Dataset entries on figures
★ ★ ★ ★

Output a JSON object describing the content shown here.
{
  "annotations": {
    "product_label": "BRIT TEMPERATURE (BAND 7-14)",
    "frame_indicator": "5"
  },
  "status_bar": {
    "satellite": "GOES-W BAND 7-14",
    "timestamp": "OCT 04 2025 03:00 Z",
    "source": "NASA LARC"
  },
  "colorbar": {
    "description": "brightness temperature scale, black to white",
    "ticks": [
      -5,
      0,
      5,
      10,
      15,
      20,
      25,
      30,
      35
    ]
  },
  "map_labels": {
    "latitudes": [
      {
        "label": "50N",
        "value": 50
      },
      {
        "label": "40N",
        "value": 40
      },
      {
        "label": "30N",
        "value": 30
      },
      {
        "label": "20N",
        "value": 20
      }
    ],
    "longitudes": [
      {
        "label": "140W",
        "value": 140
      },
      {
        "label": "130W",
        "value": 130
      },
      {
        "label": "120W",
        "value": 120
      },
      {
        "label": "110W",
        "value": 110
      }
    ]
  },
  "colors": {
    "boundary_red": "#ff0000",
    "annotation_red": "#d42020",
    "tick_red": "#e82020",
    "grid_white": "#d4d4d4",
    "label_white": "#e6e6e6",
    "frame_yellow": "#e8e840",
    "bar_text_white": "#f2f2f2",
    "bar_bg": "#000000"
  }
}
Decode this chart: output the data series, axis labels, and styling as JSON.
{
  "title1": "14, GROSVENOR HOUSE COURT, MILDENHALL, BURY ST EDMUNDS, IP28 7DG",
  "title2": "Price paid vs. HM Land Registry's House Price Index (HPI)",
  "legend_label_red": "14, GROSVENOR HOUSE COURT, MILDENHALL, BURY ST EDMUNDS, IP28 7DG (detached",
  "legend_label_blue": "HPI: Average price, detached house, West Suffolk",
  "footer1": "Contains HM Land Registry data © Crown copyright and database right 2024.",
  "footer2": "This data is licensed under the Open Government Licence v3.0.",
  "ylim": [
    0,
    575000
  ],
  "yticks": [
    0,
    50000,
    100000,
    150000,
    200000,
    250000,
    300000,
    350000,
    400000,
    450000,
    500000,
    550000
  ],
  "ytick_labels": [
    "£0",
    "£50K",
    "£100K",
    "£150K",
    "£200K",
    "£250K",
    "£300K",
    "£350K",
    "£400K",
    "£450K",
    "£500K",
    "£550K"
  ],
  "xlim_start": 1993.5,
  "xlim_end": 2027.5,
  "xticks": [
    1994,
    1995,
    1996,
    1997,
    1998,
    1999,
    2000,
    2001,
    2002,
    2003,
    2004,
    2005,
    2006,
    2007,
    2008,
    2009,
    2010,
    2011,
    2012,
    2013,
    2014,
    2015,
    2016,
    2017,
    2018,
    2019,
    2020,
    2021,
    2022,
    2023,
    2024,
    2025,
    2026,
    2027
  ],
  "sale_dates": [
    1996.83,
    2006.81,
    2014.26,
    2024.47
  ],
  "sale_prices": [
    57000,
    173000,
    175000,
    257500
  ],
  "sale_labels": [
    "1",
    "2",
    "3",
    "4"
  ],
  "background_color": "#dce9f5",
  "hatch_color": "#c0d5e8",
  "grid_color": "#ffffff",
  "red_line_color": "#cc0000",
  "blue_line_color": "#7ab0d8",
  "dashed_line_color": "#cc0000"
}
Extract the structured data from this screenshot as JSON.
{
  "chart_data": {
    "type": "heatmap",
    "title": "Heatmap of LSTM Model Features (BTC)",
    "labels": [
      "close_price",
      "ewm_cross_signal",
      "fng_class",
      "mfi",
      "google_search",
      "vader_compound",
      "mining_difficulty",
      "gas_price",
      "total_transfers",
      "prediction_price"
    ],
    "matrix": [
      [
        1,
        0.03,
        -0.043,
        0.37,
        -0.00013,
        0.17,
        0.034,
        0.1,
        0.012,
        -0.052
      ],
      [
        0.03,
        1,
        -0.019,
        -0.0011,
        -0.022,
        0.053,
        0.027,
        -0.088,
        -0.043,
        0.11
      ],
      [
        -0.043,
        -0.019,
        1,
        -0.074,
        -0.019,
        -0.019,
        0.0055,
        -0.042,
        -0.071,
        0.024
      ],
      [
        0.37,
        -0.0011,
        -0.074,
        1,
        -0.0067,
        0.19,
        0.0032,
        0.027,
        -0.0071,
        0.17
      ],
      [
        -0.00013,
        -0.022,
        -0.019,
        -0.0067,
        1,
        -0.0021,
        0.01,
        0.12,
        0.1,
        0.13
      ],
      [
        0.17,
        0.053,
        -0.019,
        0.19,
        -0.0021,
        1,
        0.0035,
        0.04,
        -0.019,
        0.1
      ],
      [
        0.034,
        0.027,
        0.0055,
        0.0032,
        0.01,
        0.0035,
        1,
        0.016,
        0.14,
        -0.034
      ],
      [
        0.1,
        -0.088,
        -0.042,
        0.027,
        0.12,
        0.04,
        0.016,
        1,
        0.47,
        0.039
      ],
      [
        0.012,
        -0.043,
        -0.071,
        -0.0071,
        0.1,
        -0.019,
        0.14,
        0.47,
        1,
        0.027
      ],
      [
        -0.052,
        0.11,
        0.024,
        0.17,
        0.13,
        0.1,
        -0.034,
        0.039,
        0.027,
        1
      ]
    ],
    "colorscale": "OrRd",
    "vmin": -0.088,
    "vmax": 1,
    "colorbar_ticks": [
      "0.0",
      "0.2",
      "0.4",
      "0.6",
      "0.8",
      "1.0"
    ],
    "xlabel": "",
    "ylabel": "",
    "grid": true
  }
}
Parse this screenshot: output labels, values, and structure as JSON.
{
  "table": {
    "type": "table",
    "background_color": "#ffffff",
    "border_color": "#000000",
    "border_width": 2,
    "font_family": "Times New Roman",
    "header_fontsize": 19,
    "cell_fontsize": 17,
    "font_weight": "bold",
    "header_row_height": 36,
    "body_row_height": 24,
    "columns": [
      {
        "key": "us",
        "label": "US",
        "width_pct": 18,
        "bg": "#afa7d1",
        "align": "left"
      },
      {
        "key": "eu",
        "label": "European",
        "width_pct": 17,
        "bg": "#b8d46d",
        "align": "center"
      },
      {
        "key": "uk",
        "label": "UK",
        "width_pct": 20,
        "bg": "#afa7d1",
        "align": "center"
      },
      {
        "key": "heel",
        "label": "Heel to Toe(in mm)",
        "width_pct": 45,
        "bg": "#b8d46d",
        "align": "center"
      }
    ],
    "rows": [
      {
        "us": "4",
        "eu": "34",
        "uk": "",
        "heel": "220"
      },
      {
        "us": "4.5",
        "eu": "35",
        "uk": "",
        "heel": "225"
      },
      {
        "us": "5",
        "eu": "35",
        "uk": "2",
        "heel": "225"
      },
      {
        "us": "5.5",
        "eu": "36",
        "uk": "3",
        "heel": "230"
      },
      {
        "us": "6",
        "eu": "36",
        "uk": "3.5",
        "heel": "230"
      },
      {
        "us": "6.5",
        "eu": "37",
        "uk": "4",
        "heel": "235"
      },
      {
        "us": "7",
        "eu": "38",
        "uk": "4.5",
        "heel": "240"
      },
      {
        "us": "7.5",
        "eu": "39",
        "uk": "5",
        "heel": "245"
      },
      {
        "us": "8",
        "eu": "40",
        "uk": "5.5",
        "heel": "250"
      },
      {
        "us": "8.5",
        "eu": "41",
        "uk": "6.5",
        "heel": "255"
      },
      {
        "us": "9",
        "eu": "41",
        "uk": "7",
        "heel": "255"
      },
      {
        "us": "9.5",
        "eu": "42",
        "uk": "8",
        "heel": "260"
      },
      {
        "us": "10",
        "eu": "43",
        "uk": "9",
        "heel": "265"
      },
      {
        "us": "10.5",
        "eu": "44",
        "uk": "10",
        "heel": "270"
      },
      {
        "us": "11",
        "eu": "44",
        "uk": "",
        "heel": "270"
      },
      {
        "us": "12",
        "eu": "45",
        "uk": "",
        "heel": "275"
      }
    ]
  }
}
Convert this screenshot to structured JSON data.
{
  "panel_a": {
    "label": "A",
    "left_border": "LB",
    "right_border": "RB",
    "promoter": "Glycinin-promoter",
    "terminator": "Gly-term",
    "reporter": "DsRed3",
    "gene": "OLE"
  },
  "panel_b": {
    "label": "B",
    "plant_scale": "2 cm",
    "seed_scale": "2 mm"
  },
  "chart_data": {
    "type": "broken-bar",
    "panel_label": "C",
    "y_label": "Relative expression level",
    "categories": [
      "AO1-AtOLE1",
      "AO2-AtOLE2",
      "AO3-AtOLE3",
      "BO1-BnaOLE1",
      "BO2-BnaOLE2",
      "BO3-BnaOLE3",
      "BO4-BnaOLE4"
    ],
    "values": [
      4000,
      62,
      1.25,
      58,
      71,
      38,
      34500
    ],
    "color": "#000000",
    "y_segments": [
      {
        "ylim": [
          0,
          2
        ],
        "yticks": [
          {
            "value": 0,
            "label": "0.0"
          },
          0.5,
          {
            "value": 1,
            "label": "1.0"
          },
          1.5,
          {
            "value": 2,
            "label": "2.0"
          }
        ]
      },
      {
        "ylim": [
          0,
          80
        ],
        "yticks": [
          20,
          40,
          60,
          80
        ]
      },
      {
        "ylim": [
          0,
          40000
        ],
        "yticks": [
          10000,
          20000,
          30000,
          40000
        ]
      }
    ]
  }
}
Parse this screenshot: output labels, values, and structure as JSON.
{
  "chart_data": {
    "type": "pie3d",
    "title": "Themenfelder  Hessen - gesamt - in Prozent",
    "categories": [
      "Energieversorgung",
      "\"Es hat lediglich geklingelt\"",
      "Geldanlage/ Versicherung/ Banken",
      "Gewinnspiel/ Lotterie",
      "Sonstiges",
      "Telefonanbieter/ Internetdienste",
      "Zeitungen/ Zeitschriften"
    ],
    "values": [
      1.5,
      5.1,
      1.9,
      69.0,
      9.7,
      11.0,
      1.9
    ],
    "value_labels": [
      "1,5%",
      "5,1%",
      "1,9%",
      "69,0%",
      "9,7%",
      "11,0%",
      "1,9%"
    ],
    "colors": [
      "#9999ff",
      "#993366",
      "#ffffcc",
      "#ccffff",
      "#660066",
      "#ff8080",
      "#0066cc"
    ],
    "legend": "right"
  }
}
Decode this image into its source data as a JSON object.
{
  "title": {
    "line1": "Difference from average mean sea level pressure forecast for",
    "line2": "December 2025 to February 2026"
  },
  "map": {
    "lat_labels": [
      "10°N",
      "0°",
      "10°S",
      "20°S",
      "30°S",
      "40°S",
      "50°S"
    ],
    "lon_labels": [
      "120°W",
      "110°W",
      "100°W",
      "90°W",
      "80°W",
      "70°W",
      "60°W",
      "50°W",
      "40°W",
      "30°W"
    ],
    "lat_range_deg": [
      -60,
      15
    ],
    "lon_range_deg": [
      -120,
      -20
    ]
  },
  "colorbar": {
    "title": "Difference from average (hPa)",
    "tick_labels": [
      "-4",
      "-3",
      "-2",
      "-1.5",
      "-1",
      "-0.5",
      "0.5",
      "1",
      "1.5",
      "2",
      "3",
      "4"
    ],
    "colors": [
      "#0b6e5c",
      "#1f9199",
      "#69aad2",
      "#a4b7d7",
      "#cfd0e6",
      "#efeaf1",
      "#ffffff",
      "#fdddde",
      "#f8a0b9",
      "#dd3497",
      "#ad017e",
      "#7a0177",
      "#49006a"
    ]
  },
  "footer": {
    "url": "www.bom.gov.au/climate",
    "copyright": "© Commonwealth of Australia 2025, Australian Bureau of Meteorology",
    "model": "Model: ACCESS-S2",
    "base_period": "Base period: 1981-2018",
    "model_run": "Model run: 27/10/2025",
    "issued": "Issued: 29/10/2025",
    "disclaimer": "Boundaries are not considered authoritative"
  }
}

★ ★ ★ ★

- [REQUEST] Everything from the line containing "Decode this image" to the end of the records must be written out exactly; include both of those lines and no others.

- [RESULT]
Decode this image into its source data as a JSON object.
{
  "title": {
    "line1": "Difference from average mean sea level pressure forecast for",
    "line2": "December 2025 to February 2026"
  },
  "map": {
    "lat_labels": [
      "10°N",
      "0°",
      "10°S",
      "20°S",
      "30°S",
      "40°S",
      "50°S"
    ],
    "lon_labels": [
      "120°W",
      "110°W",
      "100°W",
      "90°W",
      "80°W",
      "70°W",
      "60°W",
      "50°W",
      "40°W",
      "30°W"
    ],
    "lat_range_deg": [
      -60,
      15
    ],
    "lon_range_deg": [
      -120,
      -20
    ]
  },
  "colorbar": {
    "title": "Difference from average (hPa)",
    "tick_labels": [
      "-4",
      "-3",
      "-2",
      "-1.5",
      "-1",
      "-0.5",
      "0.5",
      "1",
      "1.5",
      "2",
      "3",
      "4"
    ],
    "colors": [
      "#0b6e5c",
      "#1f9199",
      "#69aad2",
      "#a4b7d7",
      "#cfd0e6",
      "#efeaf1",
      "#ffffff",
      "#fdddde",
      "#f8a0b9",
      "#dd3497",
      "#ad017e",
      "#7a0177",
      "#49006a"
    ]
  },
  "footer": {
    "url": "www.bom.gov.au/climate",
    "copyright": "© Commonwealth of Australia 2025, Australian Bureau of Meteorology",
    "model": "Model: ACCESS-S2",
    "base_period": "Base period: 1981-2018",
    "model_run": "Model run: 27/10/2025",
    "issued": "Issued: 29/10/2025",
    "disclaimer": "Boundaries are not considered authoritative"
  }
}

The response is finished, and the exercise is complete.